• Stated task:
Each entry below must be repeated exactly, with pictures left out.

Items from a figure collection:
========================

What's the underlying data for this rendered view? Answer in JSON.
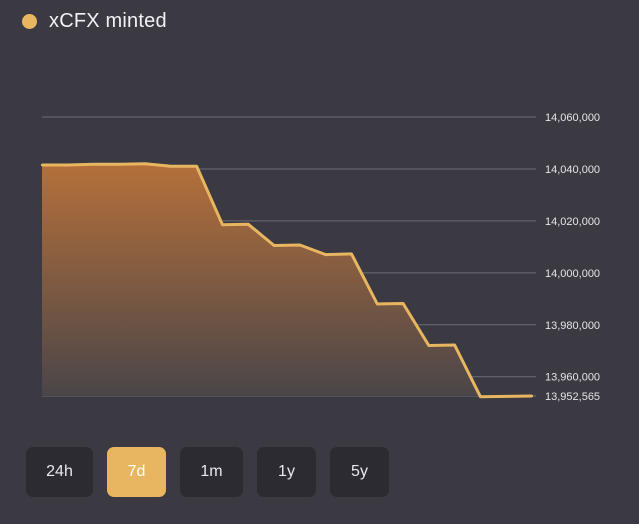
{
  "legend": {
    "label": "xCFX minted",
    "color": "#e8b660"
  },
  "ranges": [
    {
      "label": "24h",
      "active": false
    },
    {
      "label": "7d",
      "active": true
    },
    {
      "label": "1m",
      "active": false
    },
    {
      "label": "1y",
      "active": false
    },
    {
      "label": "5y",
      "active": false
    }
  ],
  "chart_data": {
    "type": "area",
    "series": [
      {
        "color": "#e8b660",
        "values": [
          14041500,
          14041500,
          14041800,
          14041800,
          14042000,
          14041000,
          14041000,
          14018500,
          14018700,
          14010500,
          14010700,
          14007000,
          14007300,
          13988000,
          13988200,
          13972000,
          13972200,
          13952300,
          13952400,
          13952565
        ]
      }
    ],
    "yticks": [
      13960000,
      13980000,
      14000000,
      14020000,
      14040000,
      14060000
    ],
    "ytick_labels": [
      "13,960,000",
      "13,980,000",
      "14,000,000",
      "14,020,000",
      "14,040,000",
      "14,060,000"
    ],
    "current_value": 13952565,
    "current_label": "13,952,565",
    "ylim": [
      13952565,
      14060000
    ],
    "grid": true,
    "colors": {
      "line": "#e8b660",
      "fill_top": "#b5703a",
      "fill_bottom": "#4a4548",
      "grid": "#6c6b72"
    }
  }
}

========================

• Expected answer:
What's the underlying data for this rendered view? Answer in JSON.
{
  "legend": {
    "label": "xCFX minted",
    "color": "#e8b660"
  },
  "ranges": [
    {
      "label": "24h",
      "active": false
    },
    {
      "label": "7d",
      "active": true
    },
    {
      "label": "1m",
      "active": false
    },
    {
      "label": "1y",
      "active": false
    },
    {
      "label": "5y",
      "active": false
    }
  ],
  "chart_data": {
    "type": "area",
    "series": [
      {
        "color": "#e8b660",
        "values": [
          14041500,
          14041500,
          14041800,
          14041800,
          14042000,
          14041000,
          14041000,
          14018500,
          14018700,
          14010500,
          14010700,
          14007000,
          14007300,
          13988000,
          13988200,
          13972000,
          13972200,
          13952300,
          13952400,
          13952565
        ]
      }
    ],
    "yticks": [
      13960000,
      13980000,
      14000000,
      14020000,
      14040000,
      14060000
    ],
    "ytick_labels": [
      "13,960,000",
      "13,980,000",
      "14,000,000",
      "14,020,000",
      "14,040,000",
      "14,060,000"
    ],
    "current_value": 13952565,
    "current_label": "13,952,565",
    "ylim": [
      13952565,
      14060000
    ],
    "grid": true,
    "colors": {
      "line": "#e8b660",
      "fill_top": "#b5703a",
      "fill_bottom": "#4a4548",
      "grid": "#6c6b72"
    }
  }
}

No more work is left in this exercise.